(Data listing)
** Start **

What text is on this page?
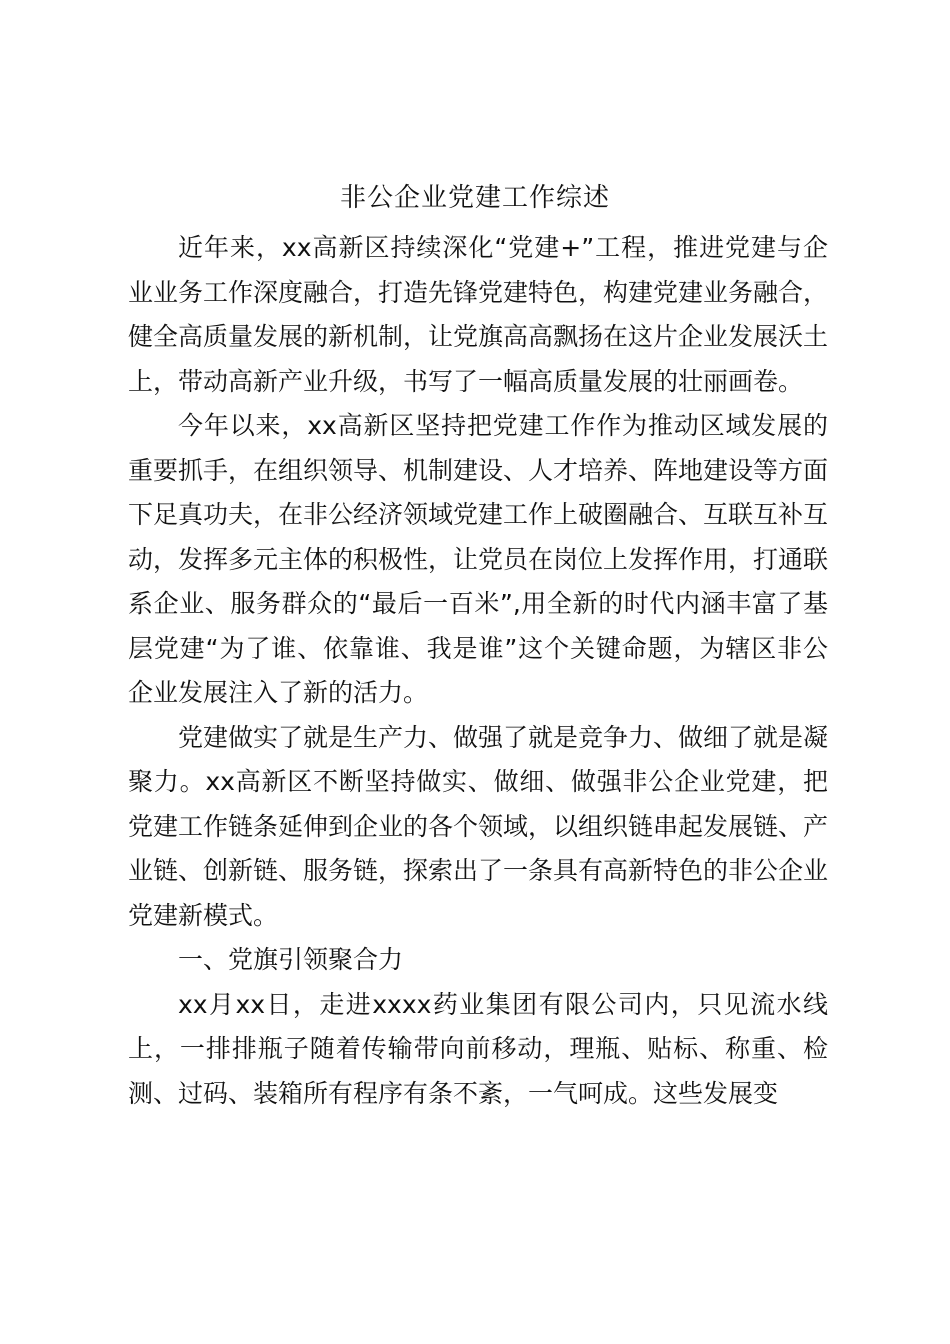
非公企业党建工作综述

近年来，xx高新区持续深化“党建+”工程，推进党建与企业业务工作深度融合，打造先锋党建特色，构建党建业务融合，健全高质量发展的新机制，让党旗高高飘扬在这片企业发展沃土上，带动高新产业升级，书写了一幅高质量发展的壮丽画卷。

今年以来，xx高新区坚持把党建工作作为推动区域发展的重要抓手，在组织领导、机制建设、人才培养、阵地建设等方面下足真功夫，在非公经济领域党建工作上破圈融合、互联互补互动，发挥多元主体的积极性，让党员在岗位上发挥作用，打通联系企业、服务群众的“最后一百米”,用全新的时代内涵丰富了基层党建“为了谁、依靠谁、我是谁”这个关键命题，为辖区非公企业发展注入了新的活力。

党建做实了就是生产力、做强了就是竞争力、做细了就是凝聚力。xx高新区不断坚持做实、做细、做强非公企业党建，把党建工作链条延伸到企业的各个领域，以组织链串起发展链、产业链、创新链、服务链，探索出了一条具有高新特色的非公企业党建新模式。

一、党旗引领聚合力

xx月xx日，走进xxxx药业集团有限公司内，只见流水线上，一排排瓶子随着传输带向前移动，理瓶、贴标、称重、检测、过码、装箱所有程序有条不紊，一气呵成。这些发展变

** End **
** Start **

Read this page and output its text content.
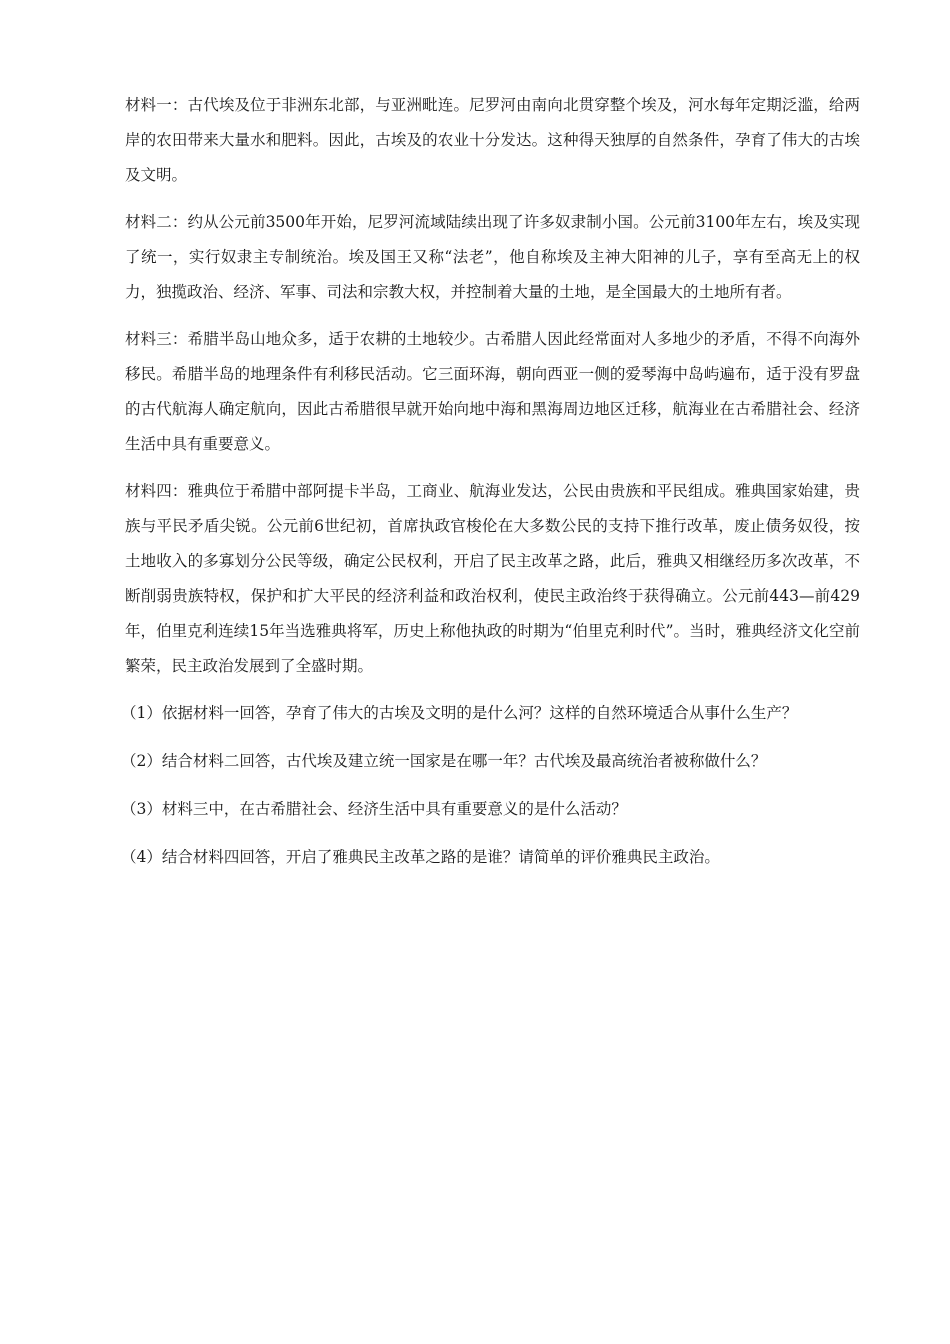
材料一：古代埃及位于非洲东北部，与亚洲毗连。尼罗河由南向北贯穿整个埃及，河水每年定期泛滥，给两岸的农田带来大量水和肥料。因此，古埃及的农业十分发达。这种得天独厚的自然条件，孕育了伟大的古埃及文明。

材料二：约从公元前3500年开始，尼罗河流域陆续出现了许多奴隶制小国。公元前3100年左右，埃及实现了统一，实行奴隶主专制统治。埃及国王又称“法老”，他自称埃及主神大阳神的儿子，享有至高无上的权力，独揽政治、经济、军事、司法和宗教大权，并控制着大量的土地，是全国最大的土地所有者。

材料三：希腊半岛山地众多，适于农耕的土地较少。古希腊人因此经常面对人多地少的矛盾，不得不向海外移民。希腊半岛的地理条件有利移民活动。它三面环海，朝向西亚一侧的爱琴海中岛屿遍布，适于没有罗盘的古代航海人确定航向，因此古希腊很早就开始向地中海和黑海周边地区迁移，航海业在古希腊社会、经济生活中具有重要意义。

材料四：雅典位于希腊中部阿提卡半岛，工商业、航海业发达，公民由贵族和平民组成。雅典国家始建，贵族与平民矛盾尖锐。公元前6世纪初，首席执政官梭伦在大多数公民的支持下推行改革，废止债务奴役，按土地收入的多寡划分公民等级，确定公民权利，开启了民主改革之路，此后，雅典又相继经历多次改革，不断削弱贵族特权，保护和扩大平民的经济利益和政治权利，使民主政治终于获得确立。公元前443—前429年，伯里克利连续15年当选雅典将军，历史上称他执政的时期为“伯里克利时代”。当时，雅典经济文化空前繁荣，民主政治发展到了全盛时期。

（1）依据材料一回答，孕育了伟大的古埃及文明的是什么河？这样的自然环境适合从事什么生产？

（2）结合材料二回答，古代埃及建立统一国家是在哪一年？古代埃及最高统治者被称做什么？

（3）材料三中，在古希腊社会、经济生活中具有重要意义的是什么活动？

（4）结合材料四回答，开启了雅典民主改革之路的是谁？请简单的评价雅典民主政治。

** End **

Do this: Within the material above, find the lines that contain the word "text"; copy them.

Written answer:
What text is on this page?
Read this page and output its text content.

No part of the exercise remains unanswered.